● **Extracted records**:
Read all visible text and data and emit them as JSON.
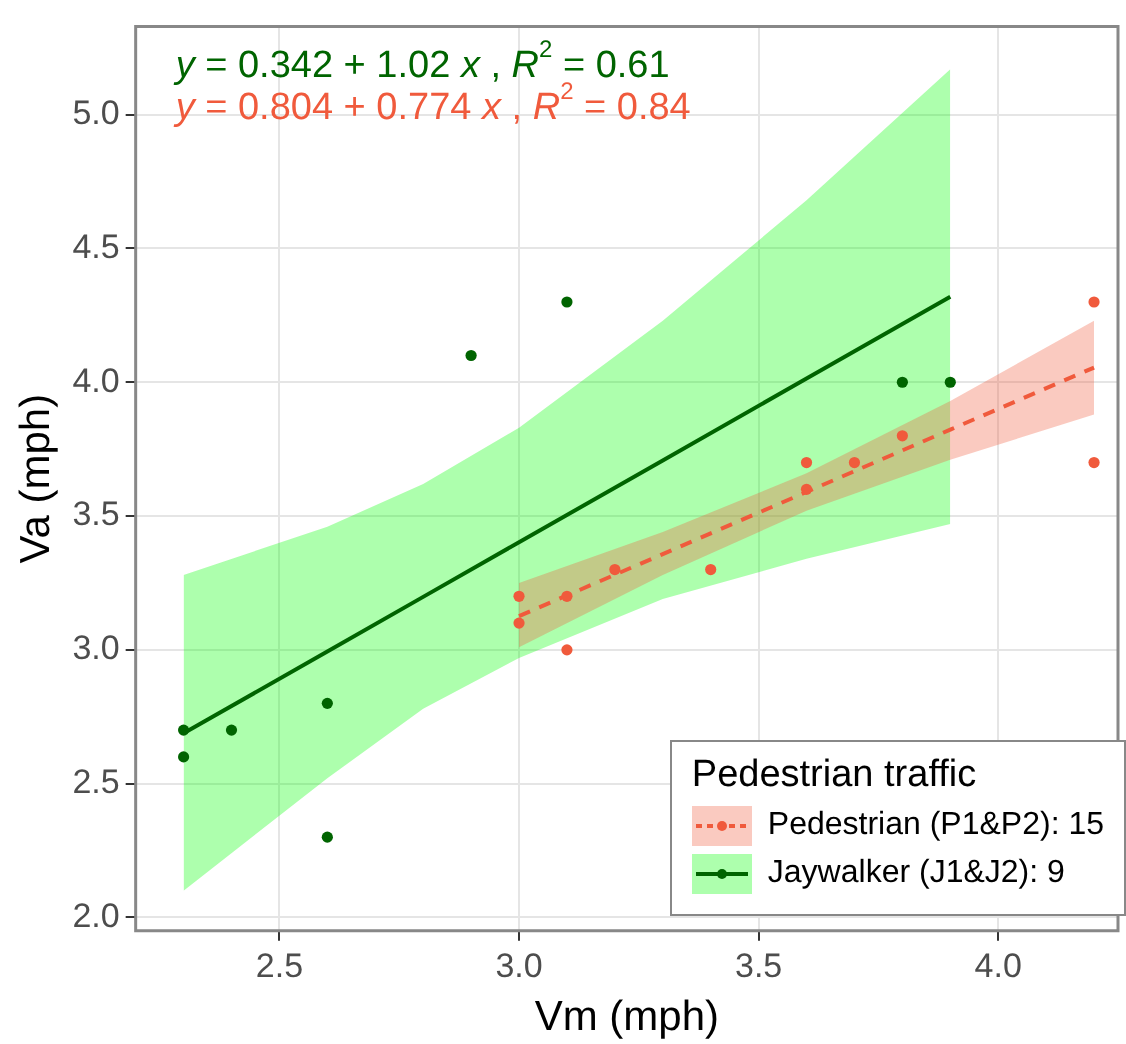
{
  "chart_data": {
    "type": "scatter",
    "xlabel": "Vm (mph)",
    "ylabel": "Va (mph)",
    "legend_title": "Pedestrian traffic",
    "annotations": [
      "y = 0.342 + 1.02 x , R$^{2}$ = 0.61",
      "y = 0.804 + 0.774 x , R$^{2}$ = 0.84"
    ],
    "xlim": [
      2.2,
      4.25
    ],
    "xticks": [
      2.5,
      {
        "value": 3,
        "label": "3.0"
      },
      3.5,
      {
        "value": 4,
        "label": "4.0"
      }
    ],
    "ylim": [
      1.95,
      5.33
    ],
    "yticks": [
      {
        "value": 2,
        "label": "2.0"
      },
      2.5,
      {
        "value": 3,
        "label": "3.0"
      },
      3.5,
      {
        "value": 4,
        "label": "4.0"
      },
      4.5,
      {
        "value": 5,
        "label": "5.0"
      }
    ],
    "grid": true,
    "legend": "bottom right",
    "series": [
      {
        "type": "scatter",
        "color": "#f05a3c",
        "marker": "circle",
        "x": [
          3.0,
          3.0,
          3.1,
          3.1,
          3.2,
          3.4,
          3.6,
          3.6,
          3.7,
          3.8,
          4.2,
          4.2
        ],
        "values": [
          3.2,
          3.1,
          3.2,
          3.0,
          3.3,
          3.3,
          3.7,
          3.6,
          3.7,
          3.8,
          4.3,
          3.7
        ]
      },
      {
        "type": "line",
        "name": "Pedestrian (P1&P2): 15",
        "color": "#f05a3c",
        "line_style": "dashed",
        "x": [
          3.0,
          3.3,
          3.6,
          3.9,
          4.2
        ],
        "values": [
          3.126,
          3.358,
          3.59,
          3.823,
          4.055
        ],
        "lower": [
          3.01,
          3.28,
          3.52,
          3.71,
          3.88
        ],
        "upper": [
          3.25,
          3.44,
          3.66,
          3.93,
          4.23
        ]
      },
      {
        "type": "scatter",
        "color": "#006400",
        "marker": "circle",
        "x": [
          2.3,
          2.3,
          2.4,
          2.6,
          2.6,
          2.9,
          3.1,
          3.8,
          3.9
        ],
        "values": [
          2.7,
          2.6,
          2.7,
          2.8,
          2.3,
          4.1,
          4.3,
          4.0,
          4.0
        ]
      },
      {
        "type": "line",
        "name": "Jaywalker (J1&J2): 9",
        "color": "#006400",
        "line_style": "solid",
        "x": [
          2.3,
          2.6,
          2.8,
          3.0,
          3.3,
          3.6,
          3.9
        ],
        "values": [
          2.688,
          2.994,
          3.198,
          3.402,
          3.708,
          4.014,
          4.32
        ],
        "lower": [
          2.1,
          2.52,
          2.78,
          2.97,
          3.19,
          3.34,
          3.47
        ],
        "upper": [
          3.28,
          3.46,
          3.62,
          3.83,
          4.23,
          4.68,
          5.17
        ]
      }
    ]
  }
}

● **What is required**:
Copy out the records above in full, exactly as written, but not the pictures.

● **Output for this task**:
Read all visible text and data and emit them as JSON.
{
  "chart_data": {
    "type": "scatter",
    "xlabel": "Vm (mph)",
    "ylabel": "Va (mph)",
    "legend_title": "Pedestrian traffic",
    "annotations": [
      "y = 0.342 + 1.02 x , R$^{2}$ = 0.61",
      "y = 0.804 + 0.774 x , R$^{2}$ = 0.84"
    ],
    "xlim": [
      2.2,
      4.25
    ],
    "xticks": [
      2.5,
      {
        "value": 3,
        "label": "3.0"
      },
      3.5,
      {
        "value": 4,
        "label": "4.0"
      }
    ],
    "ylim": [
      1.95,
      5.33
    ],
    "yticks": [
      {
        "value": 2,
        "label": "2.0"
      },
      2.5,
      {
        "value": 3,
        "label": "3.0"
      },
      3.5,
      {
        "value": 4,
        "label": "4.0"
      },
      4.5,
      {
        "value": 5,
        "label": "5.0"
      }
    ],
    "grid": true,
    "legend": "bottom right",
    "series": [
      {
        "type": "scatter",
        "color": "#f05a3c",
        "marker": "circle",
        "x": [
          3.0,
          3.0,
          3.1,
          3.1,
          3.2,
          3.4,
          3.6,
          3.6,
          3.7,
          3.8,
          4.2,
          4.2
        ],
        "values": [
          3.2,
          3.1,
          3.2,
          3.0,
          3.3,
          3.3,
          3.7,
          3.6,
          3.7,
          3.8,
          4.3,
          3.7
        ]
      },
      {
        "type": "line",
        "name": "Pedestrian (P1&P2): 15",
        "color": "#f05a3c",
        "line_style": "dashed",
        "x": [
          3.0,
          3.3,
          3.6,
          3.9,
          4.2
        ],
        "values": [
          3.126,
          3.358,
          3.59,
          3.823,
          4.055
        ],
        "lower": [
          3.01,
          3.28,
          3.52,
          3.71,
          3.88
        ],
        "upper": [
          3.25,
          3.44,
          3.66,
          3.93,
          4.23
        ]
      },
      {
        "type": "scatter",
        "color": "#006400",
        "marker": "circle",
        "x": [
          2.3,
          2.3,
          2.4,
          2.6,
          2.6,
          2.9,
          3.1,
          3.8,
          3.9
        ],
        "values": [
          2.7,
          2.6,
          2.7,
          2.8,
          2.3,
          4.1,
          4.3,
          4.0,
          4.0
        ]
      },
      {
        "type": "line",
        "name": "Jaywalker (J1&J2): 9",
        "color": "#006400",
        "line_style": "solid",
        "x": [
          2.3,
          2.6,
          2.8,
          3.0,
          3.3,
          3.6,
          3.9
        ],
        "values": [
          2.688,
          2.994,
          3.198,
          3.402,
          3.708,
          4.014,
          4.32
        ],
        "lower": [
          2.1,
          2.52,
          2.78,
          2.97,
          3.19,
          3.34,
          3.47
        ],
        "upper": [
          3.28,
          3.46,
          3.62,
          3.83,
          4.23,
          4.68,
          5.17
        ]
      }
    ]
  }
}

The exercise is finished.